**EXERCISE BRIEF:** Transcribe the material below exactly as it appears.

(Lines of data)
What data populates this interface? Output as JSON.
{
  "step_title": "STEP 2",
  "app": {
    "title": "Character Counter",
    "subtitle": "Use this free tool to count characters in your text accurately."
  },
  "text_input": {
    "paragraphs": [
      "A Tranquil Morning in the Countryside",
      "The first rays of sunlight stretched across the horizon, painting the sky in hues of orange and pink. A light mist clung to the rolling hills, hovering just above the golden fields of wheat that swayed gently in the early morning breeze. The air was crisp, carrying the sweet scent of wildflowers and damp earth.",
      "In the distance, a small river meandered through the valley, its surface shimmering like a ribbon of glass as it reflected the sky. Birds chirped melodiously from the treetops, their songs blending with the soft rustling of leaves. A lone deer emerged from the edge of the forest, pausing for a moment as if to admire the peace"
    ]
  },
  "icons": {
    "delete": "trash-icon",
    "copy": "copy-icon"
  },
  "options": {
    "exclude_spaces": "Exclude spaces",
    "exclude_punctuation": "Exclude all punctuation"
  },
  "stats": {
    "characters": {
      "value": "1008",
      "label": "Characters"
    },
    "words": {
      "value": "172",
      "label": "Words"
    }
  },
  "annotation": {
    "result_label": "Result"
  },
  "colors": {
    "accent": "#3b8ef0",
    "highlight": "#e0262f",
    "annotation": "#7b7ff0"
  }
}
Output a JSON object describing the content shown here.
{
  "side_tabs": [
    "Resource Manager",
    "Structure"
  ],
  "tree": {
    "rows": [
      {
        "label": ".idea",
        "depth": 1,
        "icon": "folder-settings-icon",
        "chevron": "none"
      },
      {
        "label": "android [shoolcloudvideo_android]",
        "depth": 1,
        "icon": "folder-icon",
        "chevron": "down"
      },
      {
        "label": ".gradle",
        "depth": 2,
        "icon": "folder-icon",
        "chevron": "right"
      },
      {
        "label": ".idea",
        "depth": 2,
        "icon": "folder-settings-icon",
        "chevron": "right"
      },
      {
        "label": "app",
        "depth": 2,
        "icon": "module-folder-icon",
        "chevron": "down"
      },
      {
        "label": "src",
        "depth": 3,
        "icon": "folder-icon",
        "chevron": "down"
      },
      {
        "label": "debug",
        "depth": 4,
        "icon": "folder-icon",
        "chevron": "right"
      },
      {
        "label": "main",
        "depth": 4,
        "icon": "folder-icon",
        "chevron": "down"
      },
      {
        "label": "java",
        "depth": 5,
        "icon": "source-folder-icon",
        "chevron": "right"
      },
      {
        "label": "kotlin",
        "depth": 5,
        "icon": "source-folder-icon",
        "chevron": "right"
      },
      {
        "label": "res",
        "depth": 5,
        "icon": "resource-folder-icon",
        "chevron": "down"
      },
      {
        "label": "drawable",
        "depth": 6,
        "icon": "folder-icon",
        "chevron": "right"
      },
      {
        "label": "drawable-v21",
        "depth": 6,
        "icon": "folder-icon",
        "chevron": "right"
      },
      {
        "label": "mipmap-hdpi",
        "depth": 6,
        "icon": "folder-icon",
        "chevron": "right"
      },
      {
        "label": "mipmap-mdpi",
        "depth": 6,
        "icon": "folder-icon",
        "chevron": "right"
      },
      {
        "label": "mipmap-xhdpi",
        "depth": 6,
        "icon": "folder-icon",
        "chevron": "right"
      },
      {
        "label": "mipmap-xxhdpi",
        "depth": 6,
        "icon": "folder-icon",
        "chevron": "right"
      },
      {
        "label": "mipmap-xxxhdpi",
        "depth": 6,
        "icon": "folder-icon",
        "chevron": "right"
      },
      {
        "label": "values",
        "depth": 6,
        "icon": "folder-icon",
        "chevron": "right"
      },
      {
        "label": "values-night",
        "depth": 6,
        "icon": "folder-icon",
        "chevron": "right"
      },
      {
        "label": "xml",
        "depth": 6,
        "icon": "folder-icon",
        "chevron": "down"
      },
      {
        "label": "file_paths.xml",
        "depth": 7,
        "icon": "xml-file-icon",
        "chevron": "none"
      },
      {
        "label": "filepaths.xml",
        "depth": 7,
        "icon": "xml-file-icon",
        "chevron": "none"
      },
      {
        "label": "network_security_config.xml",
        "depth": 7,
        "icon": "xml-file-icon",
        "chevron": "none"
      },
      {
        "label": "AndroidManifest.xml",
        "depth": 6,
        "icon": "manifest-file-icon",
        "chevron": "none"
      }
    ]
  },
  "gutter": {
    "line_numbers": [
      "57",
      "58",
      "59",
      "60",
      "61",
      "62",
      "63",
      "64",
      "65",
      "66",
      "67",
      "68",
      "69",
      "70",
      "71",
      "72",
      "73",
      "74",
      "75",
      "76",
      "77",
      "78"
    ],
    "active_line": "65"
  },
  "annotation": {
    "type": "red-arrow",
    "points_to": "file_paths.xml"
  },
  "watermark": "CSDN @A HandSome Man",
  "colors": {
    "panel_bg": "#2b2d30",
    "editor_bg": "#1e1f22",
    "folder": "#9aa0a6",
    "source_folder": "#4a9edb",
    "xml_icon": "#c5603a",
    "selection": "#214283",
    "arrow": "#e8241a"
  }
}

**SOLUTION FOR THIS PROBLEM:**
What data populates this interface? Output as JSON.
{
  "step_title": "STEP 2",
  "app": {
    "title": "Character Counter",
    "subtitle": "Use this free tool to count characters in your text accurately."
  },
  "text_input": {
    "paragraphs": [
      "A Tranquil Morning in the Countryside",
      "The first rays of sunlight stretched across the horizon, painting the sky in hues of orange and pink. A light mist clung to the rolling hills, hovering just above the golden fields of wheat that swayed gently in the early morning breeze. The air was crisp, carrying the sweet scent of wildflowers and damp earth.",
      "In the distance, a small river meandered through the valley, its surface shimmering like a ribbon of glass as it reflected the sky. Birds chirped melodiously from the treetops, their songs blending with the soft rustling of leaves. A lone deer emerged from the edge of the forest, pausing for a moment as if to admire the peace"
    ]
  },
  "icons": {
    "delete": "trash-icon",
    "copy": "copy-icon"
  },
  "options": {
    "exclude_spaces": "Exclude spaces",
    "exclude_punctuation": "Exclude all punctuation"
  },
  "stats": {
    "characters": {
      "value": "1008",
      "label": "Characters"
    },
    "words": {
      "value": "172",
      "label": "Words"
    }
  },
  "annotation": {
    "result_label": "Result"
  },
  "colors": {
    "accent": "#3b8ef0",
    "highlight": "#e0262f",
    "annotation": "#7b7ff0"
  }
}
Output a JSON object describing the content shown here.
{
  "side_tabs": [
    "Resource Manager",
    "Structure"
  ],
  "tree": {
    "rows": [
      {
        "label": ".idea",
        "depth": 1,
        "icon": "folder-settings-icon",
        "chevron": "none"
      },
      {
        "label": "android [shoolcloudvideo_android]",
        "depth": 1,
        "icon": "folder-icon",
        "chevron": "down"
      },
      {
        "label": ".gradle",
        "depth": 2,
        "icon": "folder-icon",
        "chevron": "right"
      },
      {
        "label": ".idea",
        "depth": 2,
        "icon": "folder-settings-icon",
        "chevron": "right"
      },
      {
        "label": "app",
        "depth": 2,
        "icon": "module-folder-icon",
        "chevron": "down"
      },
      {
        "label": "src",
        "depth": 3,
        "icon": "folder-icon",
        "chevron": "down"
      },
      {
        "label": "debug",
        "depth": 4,
        "icon": "folder-icon",
        "chevron": "right"
      },
      {
        "label": "main",
        "depth": 4,
        "icon": "folder-icon",
        "chevron": "down"
      },
      {
        "label": "java",
        "depth": 5,
        "icon": "source-folder-icon",
        "chevron": "right"
      },
      {
        "label": "kotlin",
        "depth": 5,
        "icon": "source-folder-icon",
        "chevron": "right"
      },
      {
        "label": "res",
        "depth": 5,
        "icon": "resource-folder-icon",
        "chevron": "down"
      },
      {
        "label": "drawable",
        "depth": 6,
        "icon": "folder-icon",
        "chevron": "right"
      },
      {
        "label": "drawable-v21",
        "depth": 6,
        "icon": "folder-icon",
        "chevron": "right"
      },
      {
        "label": "mipmap-hdpi",
        "depth": 6,
        "icon": "folder-icon",
        "chevron": "right"
      },
      {
        "label": "mipmap-mdpi",
        "depth": 6,
        "icon": "folder-icon",
        "chevron": "right"
      },
      {
        "label": "mipmap-xhdpi",
        "depth": 6,
        "icon": "folder-icon",
        "chevron": "right"
      },
      {
        "label": "mipmap-xxhdpi",
        "depth": 6,
        "icon": "folder-icon",
        "chevron": "right"
      },
      {
        "label": "mipmap-xxxhdpi",
        "depth": 6,
        "icon": "folder-icon",
        "chevron": "right"
      },
      {
        "label": "values",
        "depth": 6,
        "icon": "folder-icon",
        "chevron": "right"
      },
      {
        "label": "values-night",
        "depth": 6,
        "icon": "folder-icon",
        "chevron": "right"
      },
      {
        "label": "xml",
        "depth": 6,
        "icon": "folder-icon",
        "chevron": "down"
      },
      {
        "label": "file_paths.xml",
        "depth": 7,
        "icon": "xml-file-icon",
        "chevron": "none"
      },
      {
        "label": "filepaths.xml",
        "depth": 7,
        "icon": "xml-file-icon",
        "chevron": "none"
      },
      {
        "label": "network_security_config.xml",
        "depth": 7,
        "icon": "xml-file-icon",
        "chevron": "none"
      },
      {
        "label": "AndroidManifest.xml",
        "depth": 6,
        "icon": "manifest-file-icon",
        "chevron": "none"
      }
    ]
  },
  "gutter": {
    "line_numbers": [
      "57",
      "58",
      "59",
      "60",
      "61",
      "62",
      "63",
      "64",
      "65",
      "66",
      "67",
      "68",
      "69",
      "70",
      "71",
      "72",
      "73",
      "74",
      "75",
      "76",
      "77",
      "78"
    ],
    "active_line": "65"
  },
  "annotation": {
    "type": "red-arrow",
    "points_to": "file_paths.xml"
  },
  "watermark": "CSDN @A HandSome Man",
  "colors": {
    "panel_bg": "#2b2d30",
    "editor_bg": "#1e1f22",
    "folder": "#9aa0a6",
    "source_folder": "#4a9edb",
    "xml_icon": "#c5603a",
    "selection": "#214283",
    "arrow": "#e8241a"
  }
}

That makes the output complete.